====== Exercise input

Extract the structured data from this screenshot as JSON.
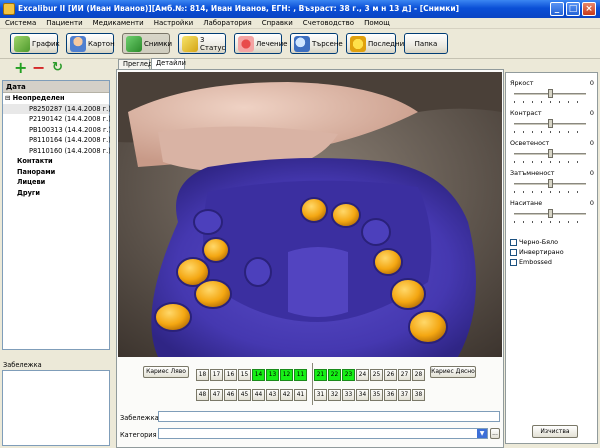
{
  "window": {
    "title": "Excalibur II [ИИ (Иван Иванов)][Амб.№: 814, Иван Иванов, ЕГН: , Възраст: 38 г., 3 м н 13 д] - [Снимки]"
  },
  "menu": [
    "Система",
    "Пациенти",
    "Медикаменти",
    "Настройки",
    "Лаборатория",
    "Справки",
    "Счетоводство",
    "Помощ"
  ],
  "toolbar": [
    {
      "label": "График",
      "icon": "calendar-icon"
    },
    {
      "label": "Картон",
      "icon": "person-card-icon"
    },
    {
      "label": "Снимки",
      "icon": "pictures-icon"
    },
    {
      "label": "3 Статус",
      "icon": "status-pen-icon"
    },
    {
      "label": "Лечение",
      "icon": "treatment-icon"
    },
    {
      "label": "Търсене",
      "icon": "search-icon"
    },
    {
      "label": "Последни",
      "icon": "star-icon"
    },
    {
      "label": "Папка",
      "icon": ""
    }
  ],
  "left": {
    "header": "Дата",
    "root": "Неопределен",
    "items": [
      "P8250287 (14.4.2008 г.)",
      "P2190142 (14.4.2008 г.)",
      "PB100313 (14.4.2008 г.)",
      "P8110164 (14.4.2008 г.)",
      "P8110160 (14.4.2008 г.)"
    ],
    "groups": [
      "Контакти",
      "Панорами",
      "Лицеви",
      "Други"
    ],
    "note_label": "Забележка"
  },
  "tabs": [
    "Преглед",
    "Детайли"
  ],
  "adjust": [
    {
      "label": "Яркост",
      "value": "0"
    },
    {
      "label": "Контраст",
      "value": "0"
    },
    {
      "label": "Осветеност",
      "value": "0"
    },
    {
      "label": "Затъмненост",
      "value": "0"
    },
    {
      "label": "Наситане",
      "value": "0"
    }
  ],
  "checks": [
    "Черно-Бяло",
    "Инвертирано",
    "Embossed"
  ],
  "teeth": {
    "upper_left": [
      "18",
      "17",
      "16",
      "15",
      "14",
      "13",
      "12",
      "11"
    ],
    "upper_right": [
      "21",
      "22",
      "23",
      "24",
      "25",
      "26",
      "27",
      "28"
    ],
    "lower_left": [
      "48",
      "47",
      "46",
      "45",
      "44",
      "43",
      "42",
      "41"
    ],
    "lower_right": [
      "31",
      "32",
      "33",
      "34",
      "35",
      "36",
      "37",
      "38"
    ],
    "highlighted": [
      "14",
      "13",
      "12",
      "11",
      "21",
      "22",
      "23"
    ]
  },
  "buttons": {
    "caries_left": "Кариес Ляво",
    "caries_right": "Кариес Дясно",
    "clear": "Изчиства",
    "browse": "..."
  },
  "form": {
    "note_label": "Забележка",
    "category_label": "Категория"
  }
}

============

## The exercise
Scan the material above. Copy each line that holds the word "Снимки".

## The answer
    "title": "Excalibur II [ИИ (Иван Иванов)][Амб.№: 814, Иван Иванов, ЕГН: , Възраст: 38 г., 3 м н 13 д] - [Снимки]"
      "label": "Снимки",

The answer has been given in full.